→ **抜粋**:

· · · ·

ストレスが原因となる適応障害とは【薬物療法で症状改善を目指す】

ストレスからくる病気

スーツの男性

原因を取り除くには

精神に支障が出てしまう病気はいろいろとありますが、どれもストレスに関係しているものが多いです。代表的なものにうつ病がありますが、これに近い症状に適応障害があります。適応障害も原因がストレスですが、うつ病のように気分が長く塞ぎこんでしまうような状態にはなりません。ただし、原因となることに異常な不安を覚え、吐き気や動悸などを感じるようになってしまいます。適応障害は原因となるストレスから離れることによって、症状が次第に落ち着いてくるようになります。ストレスを取り除いて半年以内に症状が治ることが適応障害の特徴で、ここがうつ病との大きな違いです。そのため、適応障害という病気に気付かない人も少なくはありません。周りからも誤解を受けてしまうこともあるので、おかしいと感じたら、精神科や心療内科で診てもらうことです。そこで症状を具体的に話していくことで、適応障害と診断されることもあるのです。また、適応障害は原因となっているストレスから離れなければ、症状が治ることはありません。例えば、原因が職場であった場合、そこで仕事を続けることで症状がずっと長引いてしまうことになります。何らかの形で職場と離れるようにすれば、症状に苦しむこともなくなります。このことを把握したうえで、健康を優先させていくために判断しなければいけなくなります。適応障害は体や心の不調にまず気づくことが大事で、症状が辛いときは治療を受けていくようにします。そして、ストレスとなる原因を取り除くことも必要なので、慎重に考えていかなければいけません。

· · · ·

[文書レイアウト検出データ]
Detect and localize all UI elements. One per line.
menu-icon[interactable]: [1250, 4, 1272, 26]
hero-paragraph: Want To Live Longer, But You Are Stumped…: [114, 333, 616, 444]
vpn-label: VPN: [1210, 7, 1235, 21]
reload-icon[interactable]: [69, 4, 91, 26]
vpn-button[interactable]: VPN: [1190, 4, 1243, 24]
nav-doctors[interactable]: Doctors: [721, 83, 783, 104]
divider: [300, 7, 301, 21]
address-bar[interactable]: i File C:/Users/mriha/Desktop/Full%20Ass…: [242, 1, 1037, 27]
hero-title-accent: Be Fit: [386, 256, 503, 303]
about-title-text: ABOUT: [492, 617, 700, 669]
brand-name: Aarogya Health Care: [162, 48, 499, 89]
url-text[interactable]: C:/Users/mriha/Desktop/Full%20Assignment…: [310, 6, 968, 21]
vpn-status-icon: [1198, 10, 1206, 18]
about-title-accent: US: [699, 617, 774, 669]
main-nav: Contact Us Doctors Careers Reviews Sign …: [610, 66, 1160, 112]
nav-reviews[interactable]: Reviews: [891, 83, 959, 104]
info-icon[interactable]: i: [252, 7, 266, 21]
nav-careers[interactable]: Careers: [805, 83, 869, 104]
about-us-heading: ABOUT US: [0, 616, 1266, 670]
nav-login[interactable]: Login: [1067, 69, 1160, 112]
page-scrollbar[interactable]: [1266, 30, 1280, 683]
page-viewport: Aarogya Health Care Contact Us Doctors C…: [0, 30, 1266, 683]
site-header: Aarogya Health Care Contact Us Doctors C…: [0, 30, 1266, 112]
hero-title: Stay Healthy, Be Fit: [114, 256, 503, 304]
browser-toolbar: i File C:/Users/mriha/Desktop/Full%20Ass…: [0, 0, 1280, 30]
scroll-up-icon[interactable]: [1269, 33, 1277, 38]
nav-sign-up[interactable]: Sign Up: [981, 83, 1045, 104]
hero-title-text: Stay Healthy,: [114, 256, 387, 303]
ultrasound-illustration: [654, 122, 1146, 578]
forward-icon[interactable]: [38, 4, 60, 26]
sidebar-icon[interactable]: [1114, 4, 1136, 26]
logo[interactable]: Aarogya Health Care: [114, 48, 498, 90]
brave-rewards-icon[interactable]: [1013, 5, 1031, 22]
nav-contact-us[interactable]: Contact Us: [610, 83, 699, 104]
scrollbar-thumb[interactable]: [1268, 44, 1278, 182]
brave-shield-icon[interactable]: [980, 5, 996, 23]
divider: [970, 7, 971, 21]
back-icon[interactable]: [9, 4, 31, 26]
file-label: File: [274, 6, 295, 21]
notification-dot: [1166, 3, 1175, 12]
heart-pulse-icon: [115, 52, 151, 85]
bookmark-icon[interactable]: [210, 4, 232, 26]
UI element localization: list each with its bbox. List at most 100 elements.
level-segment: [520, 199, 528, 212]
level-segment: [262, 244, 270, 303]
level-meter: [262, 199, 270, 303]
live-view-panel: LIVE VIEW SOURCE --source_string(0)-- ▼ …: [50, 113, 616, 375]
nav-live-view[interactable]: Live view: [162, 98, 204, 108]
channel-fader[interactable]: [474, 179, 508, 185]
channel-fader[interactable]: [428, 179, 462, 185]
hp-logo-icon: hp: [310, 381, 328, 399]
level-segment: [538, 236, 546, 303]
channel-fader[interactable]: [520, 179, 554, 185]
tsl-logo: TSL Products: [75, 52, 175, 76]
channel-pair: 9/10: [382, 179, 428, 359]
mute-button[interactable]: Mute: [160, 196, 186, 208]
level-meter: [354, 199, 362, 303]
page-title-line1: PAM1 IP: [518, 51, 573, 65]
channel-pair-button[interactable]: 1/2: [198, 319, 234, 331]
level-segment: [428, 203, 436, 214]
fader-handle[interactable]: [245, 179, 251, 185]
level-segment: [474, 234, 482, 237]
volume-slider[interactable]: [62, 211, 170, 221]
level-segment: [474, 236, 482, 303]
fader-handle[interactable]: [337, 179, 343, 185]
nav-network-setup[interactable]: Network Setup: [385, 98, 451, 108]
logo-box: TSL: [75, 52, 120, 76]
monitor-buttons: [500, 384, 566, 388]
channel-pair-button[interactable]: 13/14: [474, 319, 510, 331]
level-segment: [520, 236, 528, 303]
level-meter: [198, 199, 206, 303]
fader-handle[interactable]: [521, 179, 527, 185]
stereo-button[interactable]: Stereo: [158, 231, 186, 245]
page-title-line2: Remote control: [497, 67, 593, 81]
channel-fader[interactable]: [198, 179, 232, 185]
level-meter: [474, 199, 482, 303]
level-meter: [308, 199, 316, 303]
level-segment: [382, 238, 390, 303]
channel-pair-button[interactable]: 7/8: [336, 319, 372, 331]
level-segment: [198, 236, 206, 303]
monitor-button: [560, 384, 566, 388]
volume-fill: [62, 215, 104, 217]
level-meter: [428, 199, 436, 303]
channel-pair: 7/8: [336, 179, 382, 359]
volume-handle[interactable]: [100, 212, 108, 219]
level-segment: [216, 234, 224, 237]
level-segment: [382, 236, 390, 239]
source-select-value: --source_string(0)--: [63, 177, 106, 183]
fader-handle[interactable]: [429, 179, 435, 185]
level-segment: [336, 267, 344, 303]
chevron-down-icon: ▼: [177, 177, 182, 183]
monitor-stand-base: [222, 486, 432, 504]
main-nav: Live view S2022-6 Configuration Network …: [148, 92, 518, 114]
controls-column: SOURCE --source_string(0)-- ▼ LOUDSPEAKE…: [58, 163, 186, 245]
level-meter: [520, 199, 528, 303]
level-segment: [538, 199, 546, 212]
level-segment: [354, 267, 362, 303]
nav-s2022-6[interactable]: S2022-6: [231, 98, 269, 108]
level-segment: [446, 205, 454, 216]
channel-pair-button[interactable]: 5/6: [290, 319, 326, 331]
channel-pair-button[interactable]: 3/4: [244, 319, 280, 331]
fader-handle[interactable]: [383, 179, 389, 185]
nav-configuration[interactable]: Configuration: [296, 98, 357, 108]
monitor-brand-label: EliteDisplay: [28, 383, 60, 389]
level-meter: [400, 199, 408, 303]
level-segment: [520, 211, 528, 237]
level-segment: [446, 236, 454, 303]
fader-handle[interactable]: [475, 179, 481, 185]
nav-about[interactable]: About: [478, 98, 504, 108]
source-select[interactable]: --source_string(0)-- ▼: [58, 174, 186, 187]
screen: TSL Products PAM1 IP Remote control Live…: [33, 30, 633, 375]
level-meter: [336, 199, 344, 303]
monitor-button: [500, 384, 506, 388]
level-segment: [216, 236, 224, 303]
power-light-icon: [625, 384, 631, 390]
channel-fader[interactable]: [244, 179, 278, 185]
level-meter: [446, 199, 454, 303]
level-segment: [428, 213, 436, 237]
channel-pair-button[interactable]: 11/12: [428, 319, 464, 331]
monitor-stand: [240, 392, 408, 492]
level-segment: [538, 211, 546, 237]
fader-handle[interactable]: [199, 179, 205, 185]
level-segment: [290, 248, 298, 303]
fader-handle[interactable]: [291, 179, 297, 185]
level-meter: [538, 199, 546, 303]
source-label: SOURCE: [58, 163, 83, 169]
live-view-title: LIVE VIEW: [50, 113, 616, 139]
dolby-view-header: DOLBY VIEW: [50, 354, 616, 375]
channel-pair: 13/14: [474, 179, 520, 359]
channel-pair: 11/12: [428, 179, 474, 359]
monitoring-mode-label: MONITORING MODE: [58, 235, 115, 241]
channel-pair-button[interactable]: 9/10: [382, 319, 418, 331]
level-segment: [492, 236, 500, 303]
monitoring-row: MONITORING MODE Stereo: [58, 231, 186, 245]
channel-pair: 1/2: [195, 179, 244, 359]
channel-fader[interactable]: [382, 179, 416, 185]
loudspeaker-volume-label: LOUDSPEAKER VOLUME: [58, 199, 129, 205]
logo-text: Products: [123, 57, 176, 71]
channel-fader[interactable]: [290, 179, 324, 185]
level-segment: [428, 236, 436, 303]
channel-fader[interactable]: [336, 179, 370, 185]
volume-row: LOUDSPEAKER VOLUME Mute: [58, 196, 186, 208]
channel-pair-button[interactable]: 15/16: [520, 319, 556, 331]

· · · ·

→ **作業内容**:
A – 抜粋の本文を、「精神に支障が出てしまう病気は」を含む箇所から書き写し始め、「えていかなければいけません。」の語句を写したところで止めてください。
B – 抜粋によると、適応障害の特徴として、原因のストレスを取り除いてからどれくらいの期間内に症状が治るとされていますか。

→ **番号別解答**:
A –
精神に支障が出てしまう病気はいろいろとありますが、どれもストレスに関係しているものが多いです。代表的なものにうつ病がありますが、これに近い症状に適応障害があります。適応障害も原因がストレスですが、うつ病のように気分が長く塞ぎこんでしまうような状態にはなりません。ただし、原因となることに異常な不安を覚え、吐き気や動悸などを感じるようになってしまいます。適応障害は原因となるストレスから離れることによって、症状が次第に落ち着いてくるようになります。ストレスを取り除いて半年以内に症状が治ることが適応障害の特徴で、ここがうつ病との大きな違いです。そのため、適応障害という病気に気付かない人も少なくはありません。周りからも誤解を受けてしまうこともあるので、おかしいと感じたら、精神科や心療内科で診てもらうことです。そこで症状を具体的に話していくことで、適応障害と診断されることもあるのです。また、適応障害は原因となっているストレスから離れなければ、症状が治ることはありません。例えば、原因が職場であった場合、そこで仕事を続けることで症状がずっと長引いてしまうことになります。何らかの形で職場と離れるようにすれば、症状に苦しむこともなくなります。このことを把握したうえで、健康を優先させていくために判断しなければいけなくなります。適応障害は体や心の不調にまず気づくことが大事で、症状が辛いときは治療を受けていくようにします。そして、ストレスとなる原因を取り除くことも必要なので、慎重に考えていかなければいけません。

B – 半年以内です。